### TASK BRIEF
Do not include the pictures; repeat the rest of the data exactly.

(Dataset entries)
——————

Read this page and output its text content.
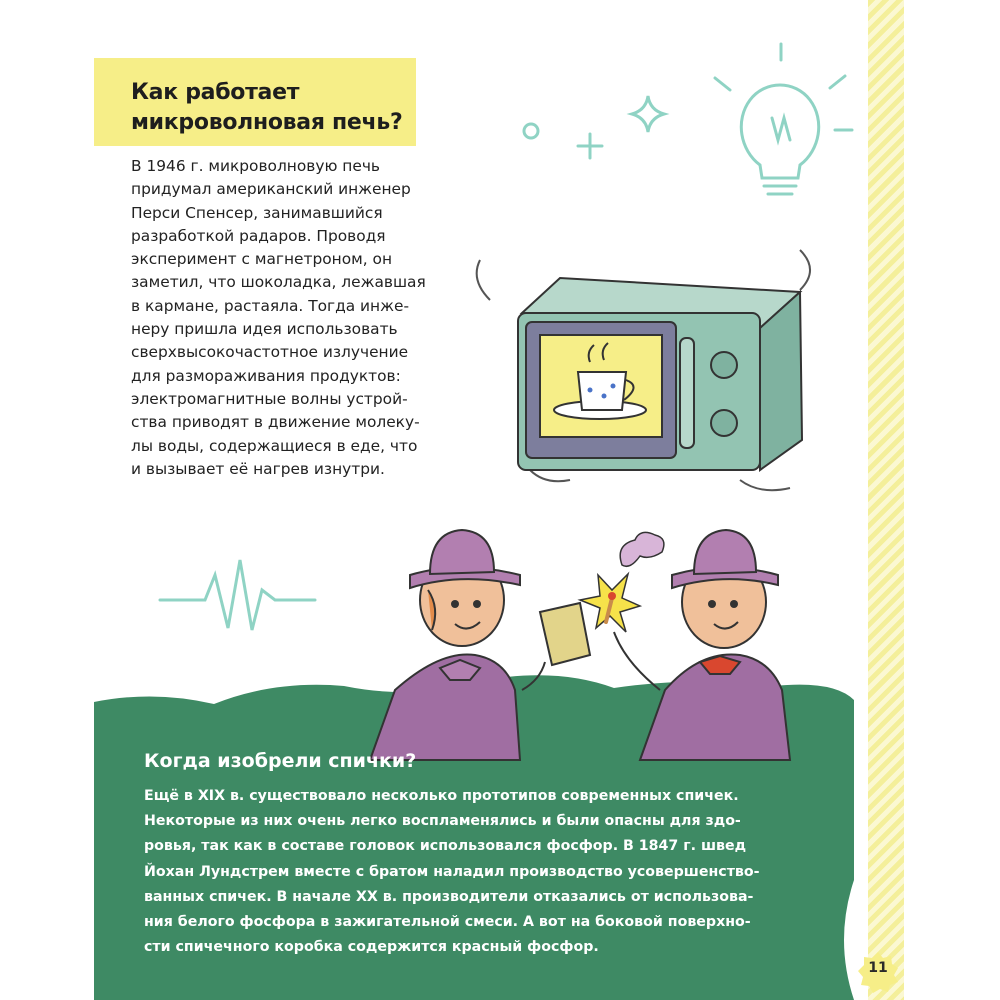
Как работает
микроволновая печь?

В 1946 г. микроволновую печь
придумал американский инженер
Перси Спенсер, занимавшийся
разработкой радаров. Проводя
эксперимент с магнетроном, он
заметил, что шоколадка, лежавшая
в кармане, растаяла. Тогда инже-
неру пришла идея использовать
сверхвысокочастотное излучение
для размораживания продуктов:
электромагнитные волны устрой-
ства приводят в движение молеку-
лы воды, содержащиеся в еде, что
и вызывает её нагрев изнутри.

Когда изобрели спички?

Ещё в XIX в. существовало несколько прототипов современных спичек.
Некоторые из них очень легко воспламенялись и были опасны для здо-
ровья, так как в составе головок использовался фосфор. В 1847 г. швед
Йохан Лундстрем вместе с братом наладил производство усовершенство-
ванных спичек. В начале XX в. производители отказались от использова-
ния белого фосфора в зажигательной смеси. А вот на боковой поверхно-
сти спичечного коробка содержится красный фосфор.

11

——————

### RESPONSE BELOW
Read this page and output its text content.
Как работает
микроволновая печь?

В 1946 г. микроволновую печь
придумал американский инженер
Перси Спенсер, занимавшийся
разработкой радаров. Проводя
эксперимент с магнетроном, он
заметил, что шоколадка, лежавшая
в кармане, растаяла. Тогда инже-
неру пришла идея использовать
сверхвысокочастотное излучение
для размораживания продуктов:
электромагнитные волны устрой-
ства приводят в движение молеку-
лы воды, содержащиеся в еде, что
и вызывает её нагрев изнутри.

Когда изобрели спички?

Ещё в XIX в. существовало несколько прототипов современных спичек.
Некоторые из них очень легко воспламенялись и были опасны для здо-
ровья, так как в составе головок использовался фосфор. В 1847 г. швед
Йохан Лундстрем вместе с братом наладил производство усовершенство-
ванных спичек. В начале XX в. производители отказались от использова-
ния белого фосфора в зажигательной смеси. А вот на боковой поверхно-
сти спичечного коробка содержится красный фосфор.

11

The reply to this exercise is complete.